■ What to do:
Transcribe the records below exactly, leaving out any pictures.

__________________________________________________

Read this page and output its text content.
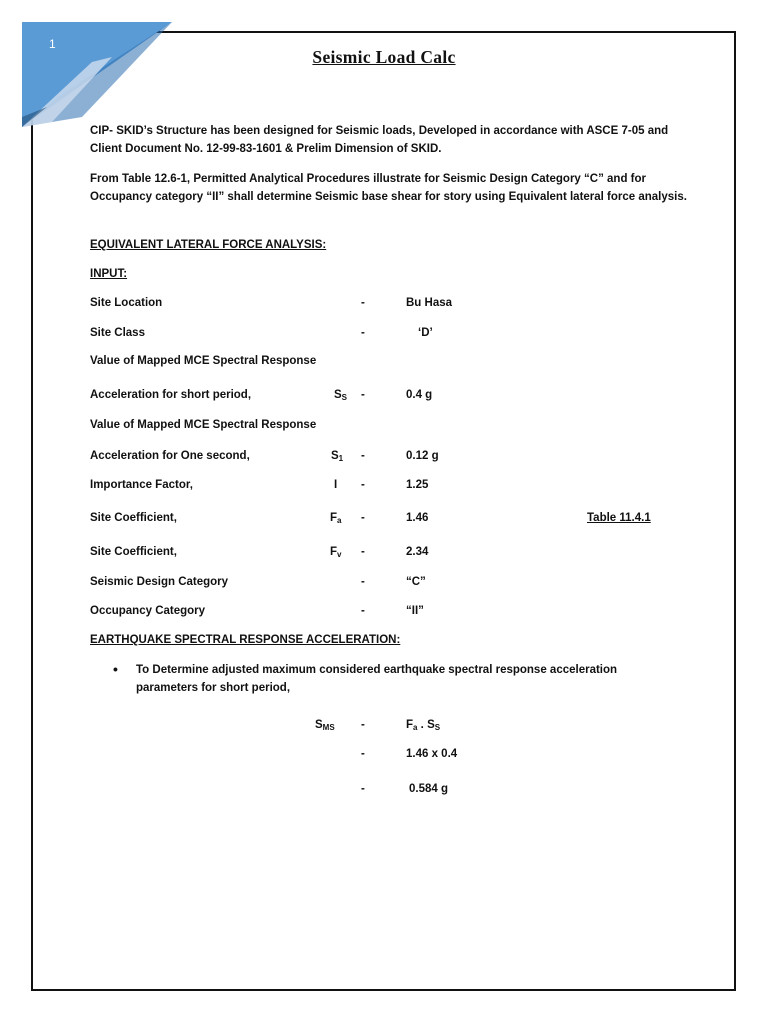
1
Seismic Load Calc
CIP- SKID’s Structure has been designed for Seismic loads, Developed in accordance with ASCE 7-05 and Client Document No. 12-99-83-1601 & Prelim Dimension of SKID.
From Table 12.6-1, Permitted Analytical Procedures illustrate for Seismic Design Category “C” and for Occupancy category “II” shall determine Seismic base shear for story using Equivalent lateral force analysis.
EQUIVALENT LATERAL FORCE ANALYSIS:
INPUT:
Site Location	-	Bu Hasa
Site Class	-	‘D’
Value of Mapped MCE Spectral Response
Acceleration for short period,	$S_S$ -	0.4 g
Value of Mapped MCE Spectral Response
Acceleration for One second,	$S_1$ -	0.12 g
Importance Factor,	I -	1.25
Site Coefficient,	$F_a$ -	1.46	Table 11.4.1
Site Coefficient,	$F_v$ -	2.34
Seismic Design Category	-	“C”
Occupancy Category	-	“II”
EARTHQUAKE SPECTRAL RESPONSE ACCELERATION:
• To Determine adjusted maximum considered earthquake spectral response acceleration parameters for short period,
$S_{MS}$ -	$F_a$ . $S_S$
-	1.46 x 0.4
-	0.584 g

__________________________________________________

■ Response:
Read this page and output its text content.
1
Seismic Load Calc
CIP- SKID’s Structure has been designed for Seismic loads, Developed in accordance with ASCE 7-05 and Client Document No. 12-99-83-1601 & Prelim Dimension of SKID.
From Table 12.6-1, Permitted Analytical Procedures illustrate for Seismic Design Category “C” and for Occupancy category “II” shall determine Seismic base shear for story using Equivalent lateral force analysis.
EQUIVALENT LATERAL FORCE ANALYSIS:
INPUT:
Site Location	-	Bu Hasa
Site Class	-	‘D’
Value of Mapped MCE Spectral Response
Acceleration for short period,	$S_S$ -	0.4 g
Value of Mapped MCE Spectral Response
Acceleration for One second,	$S_1$ -	0.12 g
Importance Factor,	I -	1.25
Site Coefficient,	$F_a$ -	1.46	Table 11.4.1
Site Coefficient,	$F_v$ -	2.34
Seismic Design Category	-	“C”
Occupancy Category	-	“II”
EARTHQUAKE SPECTRAL RESPONSE ACCELERATION:
• To Determine adjusted maximum considered earthquake spectral response acceleration parameters for short period,
$S_{MS}$ -	$F_a$ . $S_S$
-	1.46 x 0.4
-	0.584 g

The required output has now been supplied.